— Stated task —
For every line in the records that has the word "determining", make a copy.

::: Listing :::

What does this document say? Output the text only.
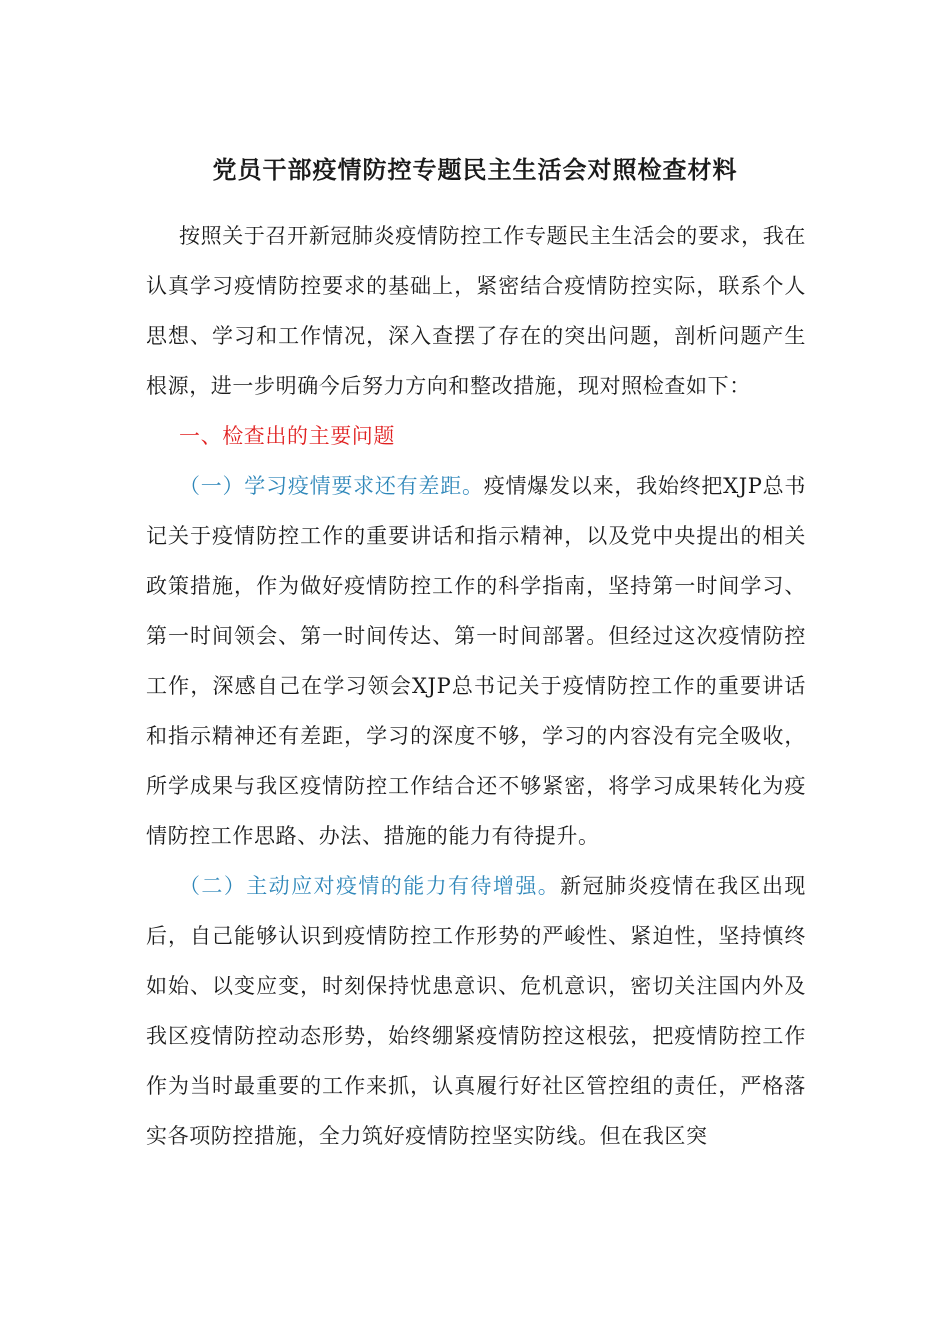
党员干部疫情防控专题民主生活会对照检查材料

按照关于召开新冠肺炎疫情防控工作专题民主生活会的要求，我在认真学习疫情防控要求的基础上，紧密结合疫情防控实际，联系个人思想、学习和工作情况，深入查摆了存在的突出问题，剖析问题产生根源，进一步明确今后努力方向和整改措施，现对照检查如下：

一、检查出的主要问题

（一）学习疫情要求还有差距。疫情爆发以来，我始终把XJP总书记关于疫情防控工作的重要讲话和指示精神，以及党中央提出的相关政策措施，作为做好疫情防控工作的科学指南，坚持第一时间学习、第一时间领会、第一时间传达、第一时间部署。但经过这次疫情防控工作，深感自己在学习领会XJP总书记关于疫情防控工作的重要讲话和指示精神还有差距，学习的深度不够，学习的内容没有完全吸收，所学成果与我区疫情防控工作结合还不够紧密，将学习成果转化为疫情防控工作思路、办法、措施的能力有待提升。

（二）主动应对疫情的能力有待增强。新冠肺炎疫情在我区出现后，自己能够认识到疫情防控工作形势的严峻性、紧迫性，坚持慎终如始、以变应变，时刻保持忧患意识、危机意识，密切关注国内外及我区疫情防控动态形势，始终绷紧疫情防控这根弦，把疫情防控工作作为当时最重要的工作来抓，认真履行好社区管控组的责任，严格落实各项防控措施，全力筑好疫情防控坚实防线。但在我区突
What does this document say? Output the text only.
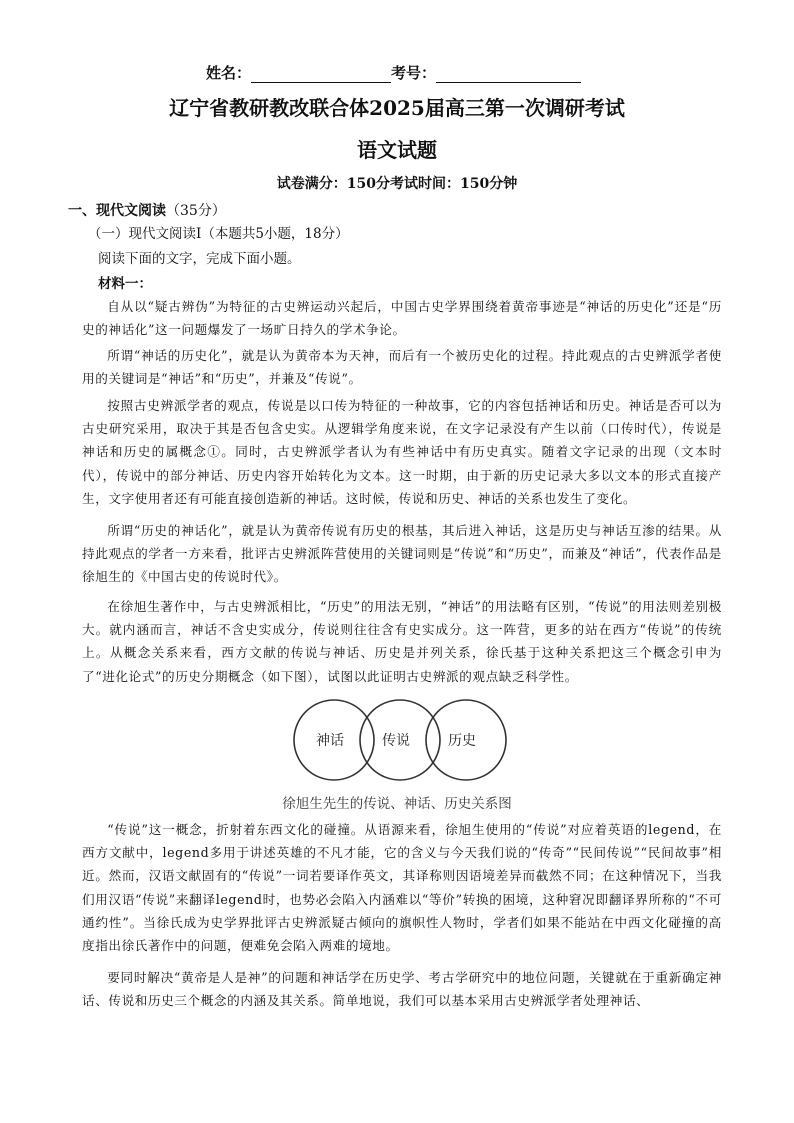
姓名：	考号：
辽宁省教研教改联合体2025届高三第一次调研考试
语文试题
试卷满分：150分考试时间：150分钟
一、现代文阅读（35分）
（一）现代文阅读Ⅰ（本题共5小题，18分）
阅读下面的文字，完成下面小题。
材料一：

自从以“疑古辨伪”为特征的古史辨运动兴起后，中国古史学界围绕着黄帝事迹是“神话的历史化”还是“历史的神话化”这一问题爆发了一场旷日持久的学术争论。

所谓“神话的历史化”，就是认为黄帝本为天神，而后有一个被历史化的过程。持此观点的古史辨派学者使用的关键词是“神话”和“历史”，并兼及“传说”。

按照古史辨派学者的观点，传说是以口传为特征的一种故事，它的内容包括神话和历史。神话是否可以为古史研究采用，取决于其是否包含史实。从逻辑学角度来说，在文字记录没有产生以前（口传时代），传说是神话和历史的属概念①。同时，古史辨派学者认为有些神话中有历史真实。随着文字记录的出现（文本时代），传说中的部分神话、历史内容开始转化为文本。这一时期，由于新的历史记录大多以文本的形式直接产生，文字使用者还有可能直接创造新的神话。这时候，传说和历史、神话的关系也发生了变化。

所谓“历史的神话化”，就是认为黄帝传说有历史的根基，其后进入神话，这是历史与神话互渗的结果。从持此观点的学者一方来看，批评古史辨派阵营使用的关键词则是“传说”和“历史”，而兼及“神话”，代表作品是徐旭生的《中国古史的传说时代》。

在徐旭生著作中，与古史辨派相比，“历史”的用法无别，“神话”的用法略有区别，“传说”的用法则差别极大。就内涵而言，神话不含史实成分，传说则往往含有史实成分。这一阵营，更多的站在西方“传说”的传统上。从概念关系来看，西方文献的传说与神话、历史是并列关系，徐氏基于这种关系把这三个概念引申为了“进化论式”的历史分期概念（如下图），试图以此证明古史辨派的观点缺乏科学性。

神话	传说	历史
徐旭生先生的传说、神话、历史关系图

“传说”这一概念，折射着东西文化的碰撞。从语源来看，徐旭生使用的“传说”对应着英语的legend，在西方文献中，legend多用于讲述英雄的不凡才能，它的含义与今天我们说的“传奇”“民间传说”“民间故事”相近。然而，汉语文献固有的“传说”一词若要译作英文，其译称则因语境差异而截然不同；在这种情况下，当我们用汉语“传说”来翻译legend时，也势必会陷入内涵难以“等价”转换的困境，这种窘况即翻译界所称的“不可通约性”。当徐氏成为史学界批评古史辨派疑古倾向的旗帜性人物时，学者们如果不能站在中西文化碰撞的高度指出徐氏著作中的问题，便难免会陷入两难的境地。

要同时解决“黄帝是人是神”的问题和神话学在历史学、考古学研究中的地位问题，关键就在于重新确定神话、传说和历史三个概念的内涵及其关系。简单地说，我们可以基本采用古史辨派学者处理神话、
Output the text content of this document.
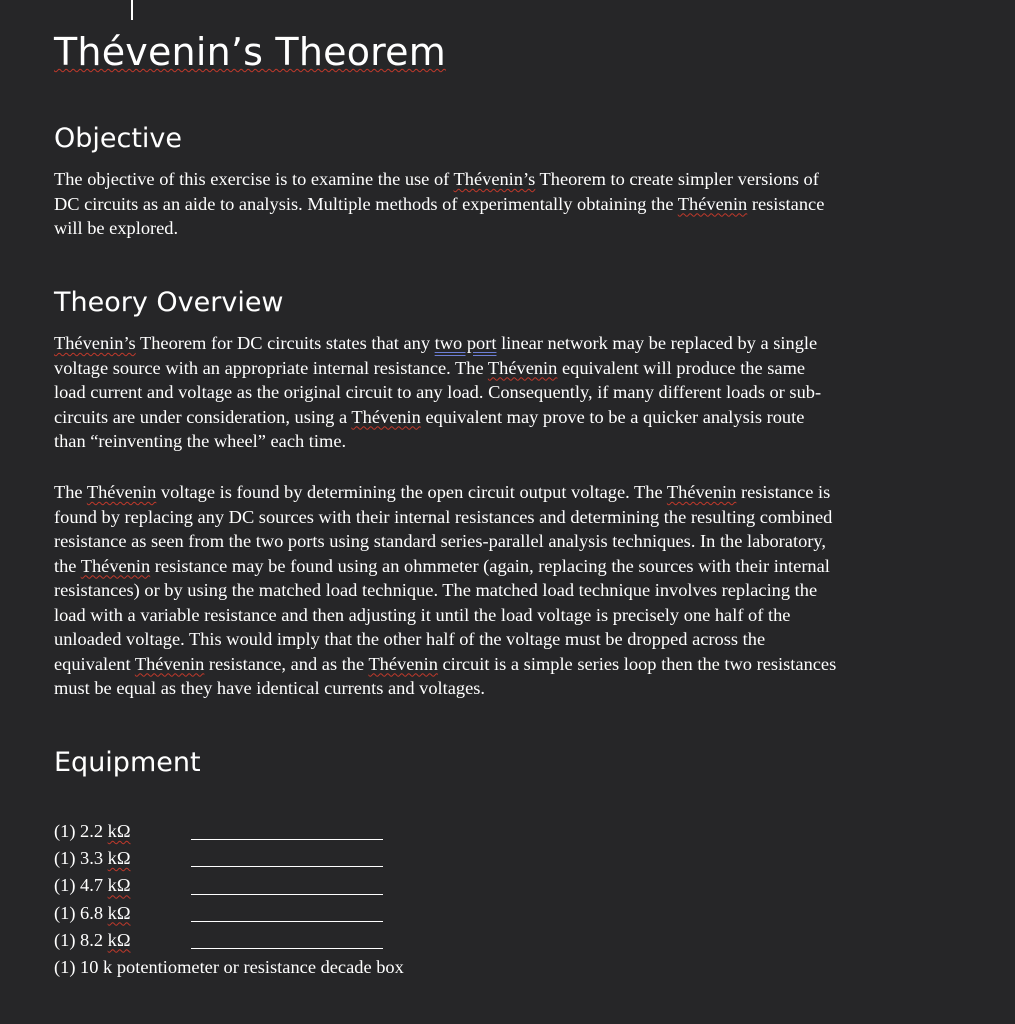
Thévenin’s Theorem
Objective
The objective of this exercise is to examine the use of Thévenin’s Theorem to create simpler versions of
DC circuits as an aide to analysis. Multiple methods of experimentally obtaining the Thévenin resistance
will be explored.
Theory Overview
Thévenin’s Theorem for DC circuits states that any two port linear network may be replaced by a single
voltage source with an appropriate internal resistance. The Thévenin equivalent will produce the same
load current and voltage as the original circuit to any load. Consequently, if many different loads or sub-
circuits are under consideration, using a Thévenin equivalent may prove to be a quicker analysis route
than “reinventing the wheel” each time.
The Thévenin voltage is found by determining the open circuit output voltage. The Thévenin resistance is
found by replacing any DC sources with their internal resistances and determining the resulting combined
resistance as seen from the two ports using standard series-parallel analysis techniques. In the laboratory,
the Thévenin resistance may be found using an ohmmeter (again, replacing the sources with their internal
resistances) or by using the matched load technique. The matched load technique involves replacing the
load with a variable resistance and then adjusting it until the load voltage is precisely one half of the
unloaded voltage. This would imply that the other half of the voltage must be dropped across the
equivalent Thévenin resistance, and as the Thévenin circuit is a simple series loop then the two resistances
must be equal as they have identical currents and voltages.
Equipment
(1) 2.2 kΩ
(1) 3.3 kΩ
(1) 4.7 kΩ
(1) 6.8 kΩ
(1) 8.2 kΩ
(1) 10 k potentiometer or resistance decade box
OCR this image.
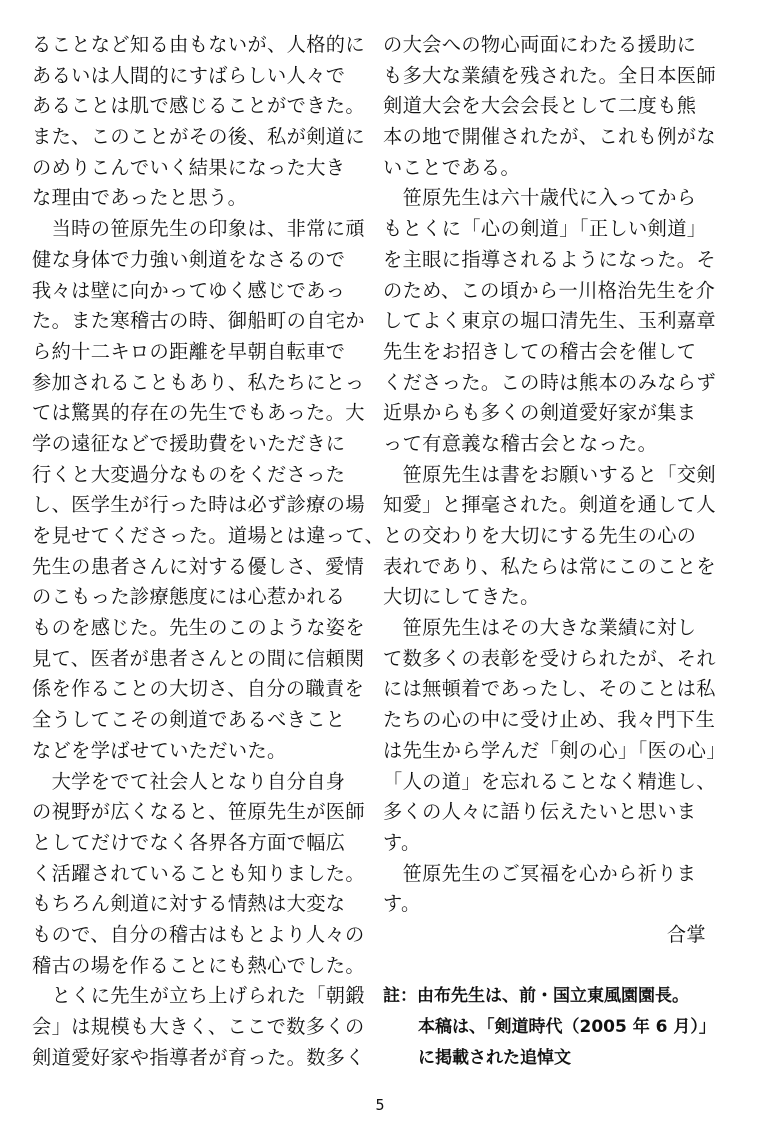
ることなど知る由もないが、人格的に
あるいは人間的にすばらしい人々で
あることは肌で感じることができた。
また、このことがその後、私が剣道に
のめりこんでいく結果になった大き
な理由であったと思う。
　当時の笹原先生の印象は、非常に頑
健な身体で力強い剣道をなさるので
我々は壁に向かってゆく感じであっ
た。また寒稽古の時、御船町の自宅か
ら約十二キロの距離を早朝自転車で
参加されることもあり、私たちにとっ
ては驚異的存在の先生でもあった。大
学の遠征などで援助費をいただきに
行くと大変過分なものをくださった
し、医学生が行った時は必ず診療の場
を見せてくださった。道場とは違って、
先生の患者さんに対する優しさ、愛情
のこもった診療態度には心惹かれる
ものを感じた。先生のこのような姿を
見て、医者が患者さんとの間に信頼関
係を作ることの大切さ、自分の職責を
全うしてこその剣道であるべきこと
などを学ばせていただいた。
　大学をでて社会人となり自分自身
の視野が広くなると、笹原先生が医師
としてだけでなく各界各方面で幅広
く活躍されていることも知りました。
もちろん剣道に対する情熱は大変な
もので、自分の稽古はもとより人々の
稽古の場を作ることにも熱心でした。
　とくに先生が立ち上げられた「朝鍛
会」は規模も大きく、ここで数多くの
剣道愛好家や指導者が育った。数多く
の大会への物心両面にわたる援助に
も多大な業績を残された。全日本医師
剣道大会を大会会長として二度も熊
本の地で開催されたが、これも例がな
いことである。
　笹原先生は六十歳代に入ってから
もとくに「心の剣道」「正しい剣道」
を主眼に指導されるようになった。そ
のため、この頃から一川格治先生を介
してよく東京の堀口清先生、玉利嘉章
先生をお招きしての稽古会を催して
くださった。この時は熊本のみならず
近県からも多くの剣道愛好家が集ま
って有意義な稽古会となった。
　笹原先生は書をお願いすると「交剣
知愛」と揮毫された。剣道を通して人
との交わりを大切にする先生の心の
表れであり、私たらは常にこのことを
大切にしてきた。
　笹原先生はその大きな業績に対し
て数多くの表彰を受けられたが、それ
には無頓着であったし、そのことは私
たちの心の中に受け止め、我々門下生
は先生から学んだ「剣の心」「医の心」
「人の道」を忘れることなく精進し、
多くの人々に語り伝えたいと思いま
す。
　笹原先生のご冥福を心から祈りま
す。
合掌
註：由布先生は、前・国立東風園園長。
本稿は、「剣道時代（2005 年 6 月）」
に掲載された追悼文
5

:::

— Task output —
The Thévenin voltage is found by determining the open circuit output voltage. The Thévenin resistance is
found by replacing any DC sources with their internal resistances and determining the resulting combined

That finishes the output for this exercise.